======== Supplied records

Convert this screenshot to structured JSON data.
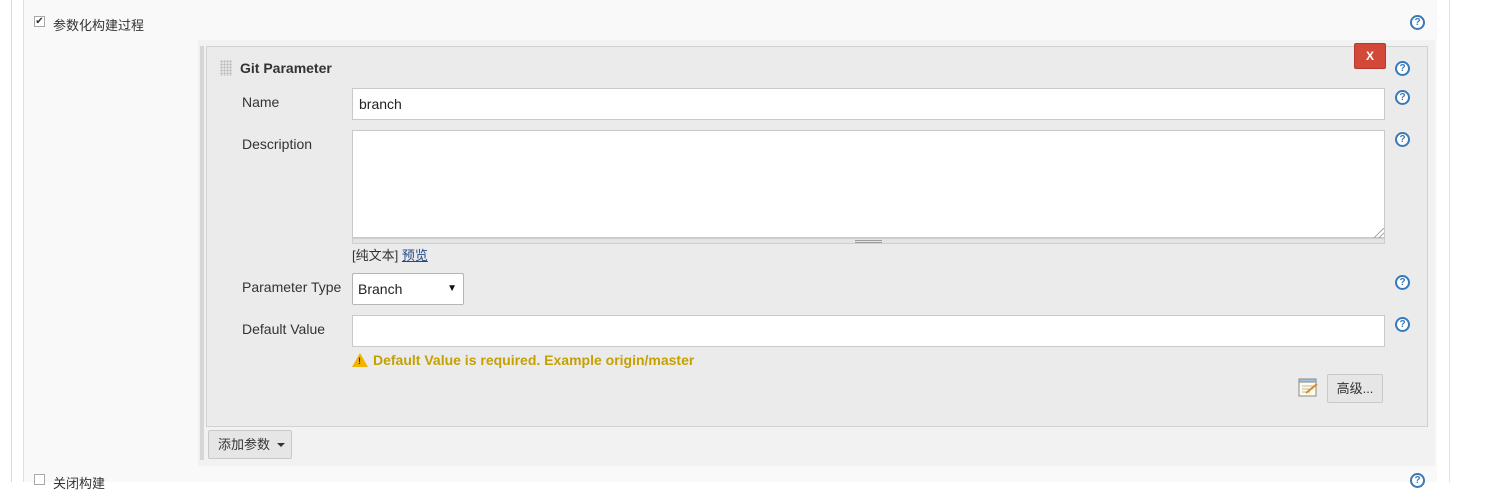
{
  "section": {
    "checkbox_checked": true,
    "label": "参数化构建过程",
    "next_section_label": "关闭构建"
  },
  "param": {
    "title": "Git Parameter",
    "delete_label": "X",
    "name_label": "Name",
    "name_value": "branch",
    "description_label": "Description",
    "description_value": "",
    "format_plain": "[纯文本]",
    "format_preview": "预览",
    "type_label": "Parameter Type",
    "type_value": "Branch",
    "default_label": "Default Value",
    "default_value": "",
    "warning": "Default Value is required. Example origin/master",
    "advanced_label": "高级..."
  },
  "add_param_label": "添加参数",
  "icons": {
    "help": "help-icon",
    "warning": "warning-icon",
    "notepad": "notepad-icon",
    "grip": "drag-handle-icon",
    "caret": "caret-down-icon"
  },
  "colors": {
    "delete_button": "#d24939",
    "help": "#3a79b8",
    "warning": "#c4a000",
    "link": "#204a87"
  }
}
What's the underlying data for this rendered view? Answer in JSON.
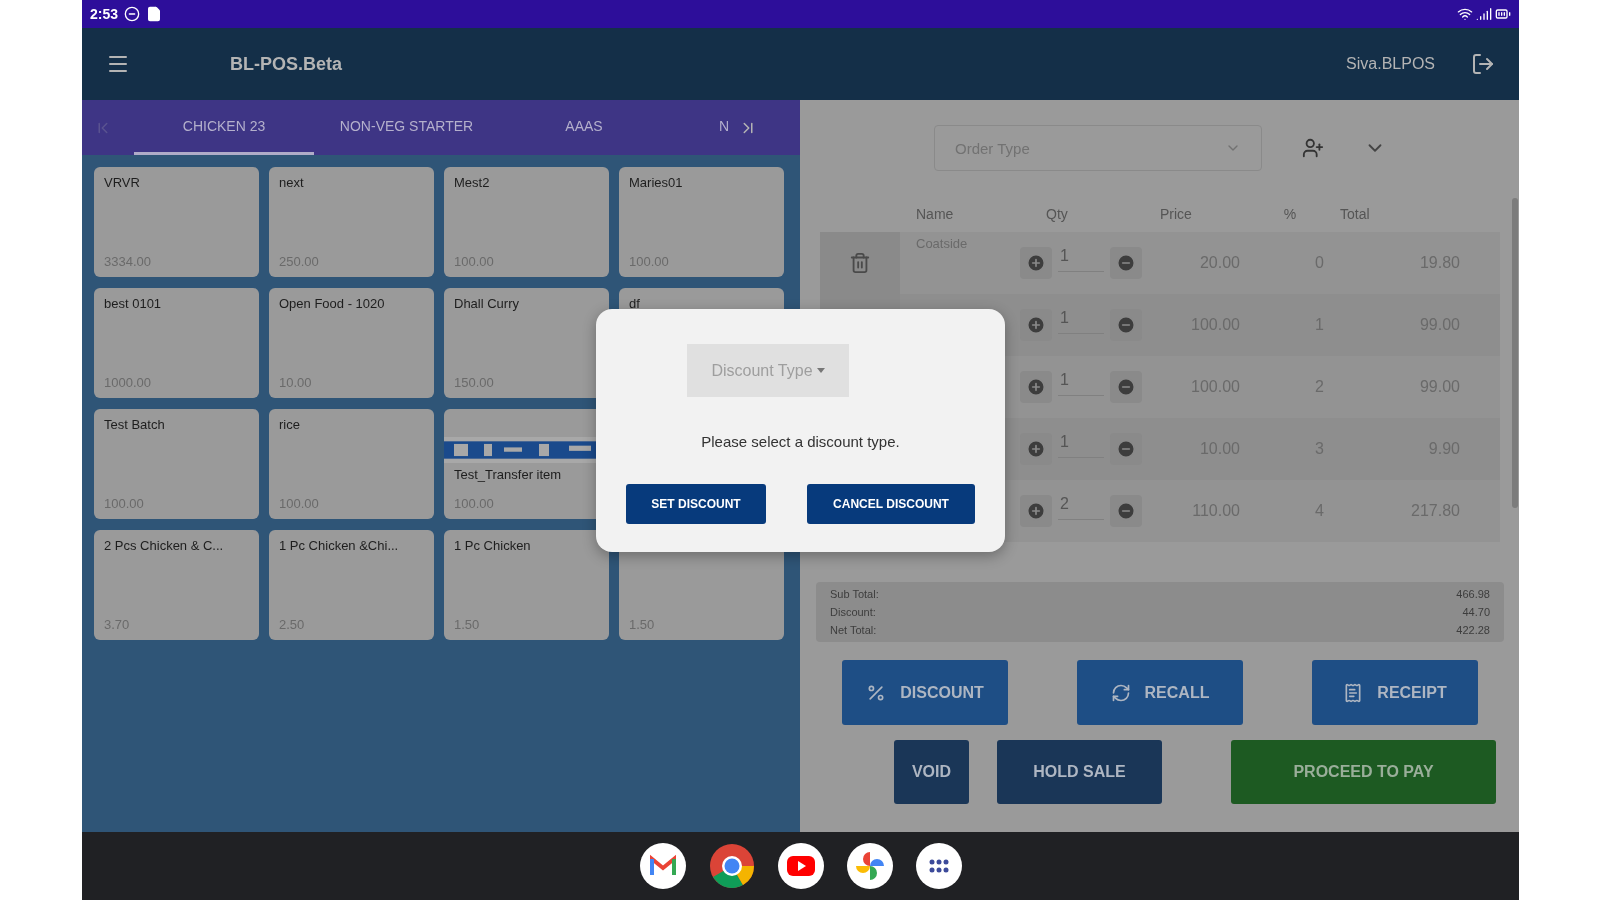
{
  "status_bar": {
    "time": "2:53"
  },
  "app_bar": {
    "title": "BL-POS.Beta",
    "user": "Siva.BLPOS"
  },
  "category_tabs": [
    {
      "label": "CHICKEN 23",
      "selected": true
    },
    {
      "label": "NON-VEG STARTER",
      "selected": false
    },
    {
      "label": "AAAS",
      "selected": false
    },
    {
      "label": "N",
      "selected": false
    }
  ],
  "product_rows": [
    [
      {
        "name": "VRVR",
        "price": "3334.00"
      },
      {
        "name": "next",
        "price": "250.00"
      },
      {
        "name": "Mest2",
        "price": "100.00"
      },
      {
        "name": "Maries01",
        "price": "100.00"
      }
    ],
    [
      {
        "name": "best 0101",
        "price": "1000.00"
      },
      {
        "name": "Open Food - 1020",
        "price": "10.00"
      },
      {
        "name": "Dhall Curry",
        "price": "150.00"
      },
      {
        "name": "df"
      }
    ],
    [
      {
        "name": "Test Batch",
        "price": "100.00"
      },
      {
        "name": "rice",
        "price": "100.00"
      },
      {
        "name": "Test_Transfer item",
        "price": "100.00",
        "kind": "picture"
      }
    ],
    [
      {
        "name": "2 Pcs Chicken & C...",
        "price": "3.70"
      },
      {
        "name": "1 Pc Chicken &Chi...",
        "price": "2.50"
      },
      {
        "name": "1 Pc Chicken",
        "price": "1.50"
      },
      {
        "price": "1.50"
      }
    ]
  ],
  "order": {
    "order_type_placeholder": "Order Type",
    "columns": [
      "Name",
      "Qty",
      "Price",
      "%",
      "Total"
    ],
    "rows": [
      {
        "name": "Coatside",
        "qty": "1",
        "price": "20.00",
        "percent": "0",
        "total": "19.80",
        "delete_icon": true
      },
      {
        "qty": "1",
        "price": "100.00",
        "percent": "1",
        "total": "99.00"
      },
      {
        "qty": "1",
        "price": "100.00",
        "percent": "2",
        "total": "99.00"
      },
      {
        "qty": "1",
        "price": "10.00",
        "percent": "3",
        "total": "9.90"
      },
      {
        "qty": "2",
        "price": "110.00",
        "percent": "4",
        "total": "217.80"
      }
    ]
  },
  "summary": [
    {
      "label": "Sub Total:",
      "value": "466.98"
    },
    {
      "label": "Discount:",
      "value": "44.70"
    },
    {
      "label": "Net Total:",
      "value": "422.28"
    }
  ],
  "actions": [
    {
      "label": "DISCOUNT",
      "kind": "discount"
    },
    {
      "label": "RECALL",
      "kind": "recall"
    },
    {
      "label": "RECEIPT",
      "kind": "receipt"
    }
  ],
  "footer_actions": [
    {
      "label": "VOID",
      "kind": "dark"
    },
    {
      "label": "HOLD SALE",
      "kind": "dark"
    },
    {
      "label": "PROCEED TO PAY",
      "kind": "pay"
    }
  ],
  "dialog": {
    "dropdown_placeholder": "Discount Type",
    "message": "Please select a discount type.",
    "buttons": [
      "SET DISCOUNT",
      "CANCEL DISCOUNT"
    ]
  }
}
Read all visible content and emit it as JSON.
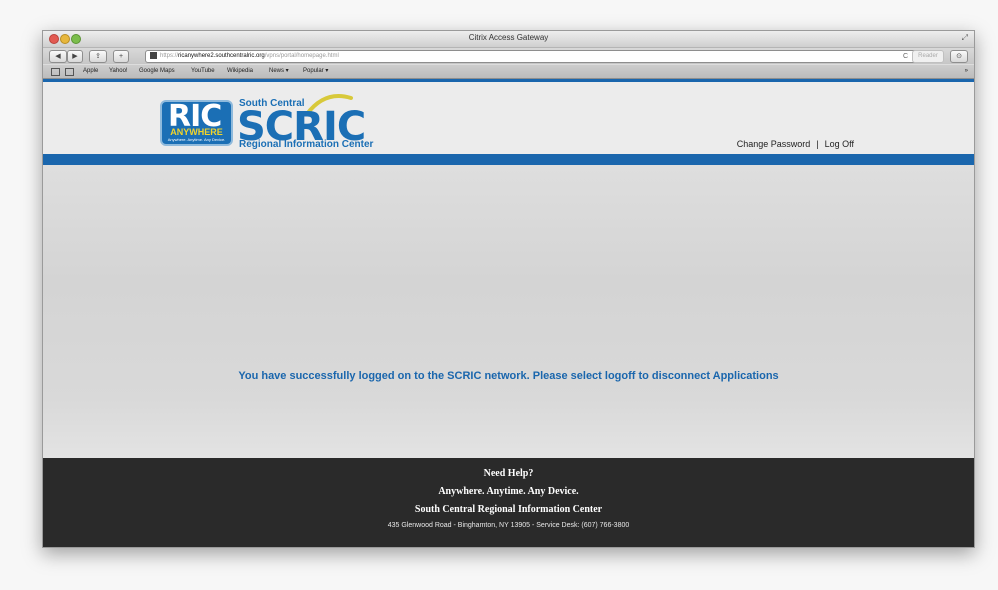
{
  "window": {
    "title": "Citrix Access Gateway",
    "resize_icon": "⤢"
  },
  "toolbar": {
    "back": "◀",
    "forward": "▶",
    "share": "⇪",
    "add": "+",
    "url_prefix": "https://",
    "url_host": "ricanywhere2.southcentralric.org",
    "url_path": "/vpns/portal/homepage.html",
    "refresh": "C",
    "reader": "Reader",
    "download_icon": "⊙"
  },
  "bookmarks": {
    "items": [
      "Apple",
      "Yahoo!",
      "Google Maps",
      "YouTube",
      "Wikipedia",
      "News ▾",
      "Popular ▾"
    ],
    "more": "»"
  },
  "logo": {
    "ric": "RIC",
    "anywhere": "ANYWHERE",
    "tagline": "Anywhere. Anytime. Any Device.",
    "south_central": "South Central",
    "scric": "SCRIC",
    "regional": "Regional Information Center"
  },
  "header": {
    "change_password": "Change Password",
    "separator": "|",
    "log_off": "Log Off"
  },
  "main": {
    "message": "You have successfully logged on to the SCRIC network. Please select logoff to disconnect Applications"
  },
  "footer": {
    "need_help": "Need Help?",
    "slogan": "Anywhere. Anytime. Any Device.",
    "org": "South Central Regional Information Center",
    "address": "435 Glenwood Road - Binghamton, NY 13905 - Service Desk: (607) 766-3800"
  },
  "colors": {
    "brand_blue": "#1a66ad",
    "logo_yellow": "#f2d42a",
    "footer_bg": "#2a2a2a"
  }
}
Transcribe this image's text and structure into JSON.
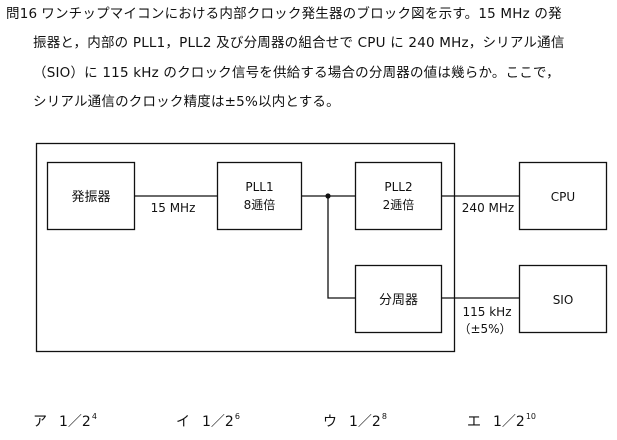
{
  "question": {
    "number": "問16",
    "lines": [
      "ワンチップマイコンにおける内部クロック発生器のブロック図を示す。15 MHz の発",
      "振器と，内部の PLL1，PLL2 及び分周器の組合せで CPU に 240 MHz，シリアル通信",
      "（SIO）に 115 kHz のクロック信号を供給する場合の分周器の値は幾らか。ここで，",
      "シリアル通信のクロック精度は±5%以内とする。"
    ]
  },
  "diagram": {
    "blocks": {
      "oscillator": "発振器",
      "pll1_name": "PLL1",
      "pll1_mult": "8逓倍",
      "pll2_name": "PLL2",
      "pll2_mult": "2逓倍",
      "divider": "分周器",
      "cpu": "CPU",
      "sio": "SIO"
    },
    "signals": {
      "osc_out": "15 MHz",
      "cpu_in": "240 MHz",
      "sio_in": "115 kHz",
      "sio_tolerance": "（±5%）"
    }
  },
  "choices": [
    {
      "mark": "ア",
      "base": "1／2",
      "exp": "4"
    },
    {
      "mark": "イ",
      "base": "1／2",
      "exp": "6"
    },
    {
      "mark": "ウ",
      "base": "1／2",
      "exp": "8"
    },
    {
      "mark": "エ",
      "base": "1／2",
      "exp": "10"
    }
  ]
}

================

__What needs to be done__: Output the records above exactly as they are, leaving out the pictures.

__The reply__:
Convert this screenshot to structured JSON data.
{
  "section": {
    "checkbox_checked": true,
    "label": "参数化构建过程",
    "next_section_label": "关闭构建"
  },
  "param": {
    "title": "Git Parameter",
    "delete_label": "X",
    "name_label": "Name",
    "name_value": "branch",
    "description_label": "Description",
    "description_value": "",
    "format_plain": "[纯文本]",
    "format_preview": "预览",
    "type_label": "Parameter Type",
    "type_value": "Branch",
    "default_label": "Default Value",
    "default_value": "",
    "warning": "Default Value is required. Example origin/master",
    "advanced_label": "高级..."
  },
  "add_param_label": "添加参数",
  "icons": {
    "help": "help-icon",
    "warning": "warning-icon",
    "notepad": "notepad-icon",
    "grip": "drag-handle-icon",
    "caret": "caret-down-icon"
  },
  "colors": {
    "delete_button": "#d24939",
    "help": "#3a79b8",
    "warning": "#c4a000",
    "link": "#204a87"
  }
}
What's the underlying data for this rendered view? Answer in JSON.
{
  "status_bar": {
    "time": "2:53"
  },
  "app_bar": {
    "title": "BL-POS.Beta",
    "user": "Siva.BLPOS"
  },
  "category_tabs": [
    {
      "label": "CHICKEN 23",
      "selected": true
    },
    {
      "label": "NON-VEG STARTER",
      "selected": false
    },
    {
      "label": "AAAS",
      "selected": false
    },
    {
      "label": "N",
      "selected": false
    }
  ],
  "product_rows": [
    [
      {
        "name": "VRVR",
        "price": "3334.00"
      },
      {
        "name": "next",
        "price": "250.00"
      },
      {
        "name": "Mest2",
        "price": "100.00"
      },
      {
        "name": "Maries01",
        "price": "100.00"
      }
    ],
    [
      {
        "name": "best 0101",
        "price": "1000.00"
      },
      {
        "name": "Open Food - 1020",
        "price": "10.00"
      },
      {
        "name": "Dhall Curry",
        "price": "150.00"
      },
      {
        "name": "df"
      }
    ],
    [
      {
        "name": "Test Batch",
        "price": "100.00"
      },
      {
        "name": "rice",
        "price": "100.00"
      },
      {
        "name": "Test_Transfer item",
        "price": "100.00",
        "kind": "picture"
      }
    ],
    [
      {
        "name": "2 Pcs Chicken & C...",
        "price": "3.70"
      },
      {
        "name": "1 Pc Chicken &Chi...",
        "price": "2.50"
      },
      {
        "name": "1 Pc Chicken",
        "price": "1.50"
      },
      {
        "price": "1.50"
      }
    ]
  ],
  "order": {
    "order_type_placeholder": "Order Type",
    "columns": [
      "Name",
      "Qty",
      "Price",
      "%",
      "Total"
    ],
    "rows": [
      {
        "name": "Coatside",
        "qty": "1",
        "price": "20.00",
        "percent": "0",
        "total": "19.80",
        "delete_icon": true
      },
      {
        "qty": "1",
        "price": "100.00",
        "percent": "1",
        "total": "99.00"
      },
      {
        "qty": "1",
        "price": "100.00",
        "percent": "2",
        "total": "99.00"
      },
      {
        "qty": "1",
        "price": "10.00",
        "percent": "3",
        "total": "9.90"
      },
      {
        "qty": "2",
        "price": "110.00",
        "percent": "4",
        "total": "217.80"
      }
    ]
  },
  "summary": [
    {
      "label": "Sub Total:",
      "value": "466.98"
    },
    {
      "label": "Discount:",
      "value": "44.70"
    },
    {
      "label": "Net Total:",
      "value": "422.28"
    }
  ],
  "actions": [
    {
      "label": "DISCOUNT",
      "kind": "discount"
    },
    {
      "label": "RECALL",
      "kind": "recall"
    },
    {
      "label": "RECEIPT",
      "kind": "receipt"
    }
  ],
  "footer_actions": [
    {
      "label": "VOID",
      "kind": "dark"
    },
    {
      "label": "HOLD SALE",
      "kind": "dark"
    },
    {
      "label": "PROCEED TO PAY",
      "kind": "pay"
    }
  ],
  "dialog": {
    "dropdown_placeholder": "Discount Type",
    "message": "Please select a discount type.",
    "buttons": [
      "SET DISCOUNT",
      "CANCEL DISCOUNT"
    ]
  }
}
Read all visible content and emit it as JSON.
{
  "window": {
    "title": "Citrix Access Gateway",
    "resize_icon": "⤢"
  },
  "toolbar": {
    "back": "◀",
    "forward": "▶",
    "share": "⇪",
    "add": "+",
    "url_prefix": "https://",
    "url_host": "ricanywhere2.southcentralric.org",
    "url_path": "/vpns/portal/homepage.html",
    "refresh": "C",
    "reader": "Reader",
    "download_icon": "⊙"
  },
  "bookmarks": {
    "items": [
      "Apple",
      "Yahoo!",
      "Google Maps",
      "YouTube",
      "Wikipedia",
      "News ▾",
      "Popular ▾"
    ],
    "more": "»"
  },
  "logo": {
    "ric": "RIC",
    "anywhere": "ANYWHERE",
    "tagline": "Anywhere. Anytime. Any Device.",
    "south_central": "South Central",
    "scric": "SCRIC",
    "regional": "Regional Information Center"
  },
  "header": {
    "change_password": "Change Password",
    "separator": "|",
    "log_off": "Log Off"
  },
  "main": {
    "message": "You have successfully logged on to the SCRIC network. Please select logoff to disconnect Applications"
  },
  "footer": {
    "need_help": "Need Help?",
    "slogan": "Anywhere. Anytime. Any Device.",
    "org": "South Central Regional Information Center",
    "address": "435 Glenwood Road - Binghamton, NY 13905 - Service Desk: (607) 766-3800"
  },
  "colors": {
    "brand_blue": "#1a66ad",
    "logo_yellow": "#f2d42a",
    "footer_bg": "#2a2a2a"
  }
}
Transcribe this image's text and structure into JSON.
{
  "question": {
    "number": "問16",
    "lines": [
      "ワンチップマイコンにおける内部クロック発生器のブロック図を示す。15 MHz の発",
      "振器と，内部の PLL1，PLL2 及び分周器の組合せで CPU に 240 MHz，シリアル通信",
      "（SIO）に 115 kHz のクロック信号を供給する場合の分周器の値は幾らか。ここで，",
      "シリアル通信のクロック精度は±5%以内とする。"
    ]
  },
  "diagram": {
    "blocks": {
      "oscillator": "発振器",
      "pll1_name": "PLL1",
      "pll1_mult": "8逓倍",
      "pll2_name": "PLL2",
      "pll2_mult": "2逓倍",
      "divider": "分周器",
      "cpu": "CPU",
      "sio": "SIO"
    },
    "signals": {
      "osc_out": "15 MHz",
      "cpu_in": "240 MHz",
      "sio_in": "115 kHz",
      "sio_tolerance": "（±5%）"
    }
  },
  "choices": [
    {
      "mark": "ア",
      "base": "1／2",
      "exp": "4"
    },
    {
      "mark": "イ",
      "base": "1／2",
      "exp": "6"
    },
    {
      "mark": "ウ",
      "base": "1／2",
      "exp": "8"
    },
    {
      "mark": "エ",
      "base": "1／2",
      "exp": "10"
    }
  ]
}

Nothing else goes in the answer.